··· Material provided
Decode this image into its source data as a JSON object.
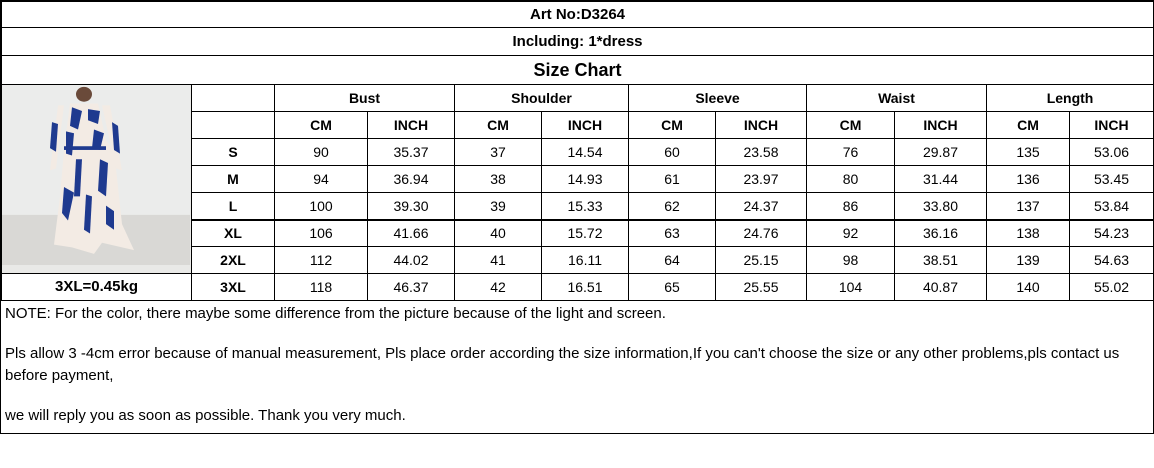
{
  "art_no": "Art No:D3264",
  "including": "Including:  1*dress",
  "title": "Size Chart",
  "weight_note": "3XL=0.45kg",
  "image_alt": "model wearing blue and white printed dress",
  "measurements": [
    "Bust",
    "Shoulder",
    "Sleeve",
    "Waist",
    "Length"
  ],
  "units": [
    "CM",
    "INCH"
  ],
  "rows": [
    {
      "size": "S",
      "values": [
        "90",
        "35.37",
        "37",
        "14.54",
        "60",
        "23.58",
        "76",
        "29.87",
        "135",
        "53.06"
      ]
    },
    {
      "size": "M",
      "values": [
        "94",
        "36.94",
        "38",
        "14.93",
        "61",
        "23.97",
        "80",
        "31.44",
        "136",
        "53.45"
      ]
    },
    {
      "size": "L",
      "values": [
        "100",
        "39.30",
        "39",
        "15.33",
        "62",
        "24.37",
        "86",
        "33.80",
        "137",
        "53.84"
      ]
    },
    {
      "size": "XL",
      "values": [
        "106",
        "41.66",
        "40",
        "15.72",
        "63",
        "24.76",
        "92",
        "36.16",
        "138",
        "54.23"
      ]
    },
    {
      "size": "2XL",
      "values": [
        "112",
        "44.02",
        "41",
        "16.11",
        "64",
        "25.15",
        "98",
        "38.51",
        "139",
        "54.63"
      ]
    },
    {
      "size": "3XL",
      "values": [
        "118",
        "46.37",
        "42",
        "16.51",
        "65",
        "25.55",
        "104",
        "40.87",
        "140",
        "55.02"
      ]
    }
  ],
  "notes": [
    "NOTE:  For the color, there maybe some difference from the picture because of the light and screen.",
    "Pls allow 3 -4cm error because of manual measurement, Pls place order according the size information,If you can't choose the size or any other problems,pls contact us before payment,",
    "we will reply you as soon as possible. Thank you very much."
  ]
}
······
» **What the task asks**
Transcribe the whole listing, character for character, but not its images.

» **The answer**
Decode this image into its source data as a JSON object.
{
  "art_no": "Art No:D3264",
  "including": "Including:  1*dress",
  "title": "Size Chart",
  "weight_note": "3XL=0.45kg",
  "image_alt": "model wearing blue and white printed dress",
  "measurements": [
    "Bust",
    "Shoulder",
    "Sleeve",
    "Waist",
    "Length"
  ],
  "units": [
    "CM",
    "INCH"
  ],
  "rows": [
    {
      "size": "S",
      "values": [
        "90",
        "35.37",
        "37",
        "14.54",
        "60",
        "23.58",
        "76",
        "29.87",
        "135",
        "53.06"
      ]
    },
    {
      "size": "M",
      "values": [
        "94",
        "36.94",
        "38",
        "14.93",
        "61",
        "23.97",
        "80",
        "31.44",
        "136",
        "53.45"
      ]
    },
    {
      "size": "L",
      "values": [
        "100",
        "39.30",
        "39",
        "15.33",
        "62",
        "24.37",
        "86",
        "33.80",
        "137",
        "53.84"
      ]
    },
    {
      "size": "XL",
      "values": [
        "106",
        "41.66",
        "40",
        "15.72",
        "63",
        "24.76",
        "92",
        "36.16",
        "138",
        "54.23"
      ]
    },
    {
      "size": "2XL",
      "values": [
        "112",
        "44.02",
        "41",
        "16.11",
        "64",
        "25.15",
        "98",
        "38.51",
        "139",
        "54.63"
      ]
    },
    {
      "size": "3XL",
      "values": [
        "118",
        "46.37",
        "42",
        "16.51",
        "65",
        "25.55",
        "104",
        "40.87",
        "140",
        "55.02"
      ]
    }
  ],
  "notes": [
    "NOTE:  For the color, there maybe some difference from the picture because of the light and screen.",
    "Pls allow 3 -4cm error because of manual measurement, Pls place order according the size information,If you can't choose the size or any other problems,pls contact us before payment,",
    "we will reply you as soon as possible. Thank you very much."
  ]
}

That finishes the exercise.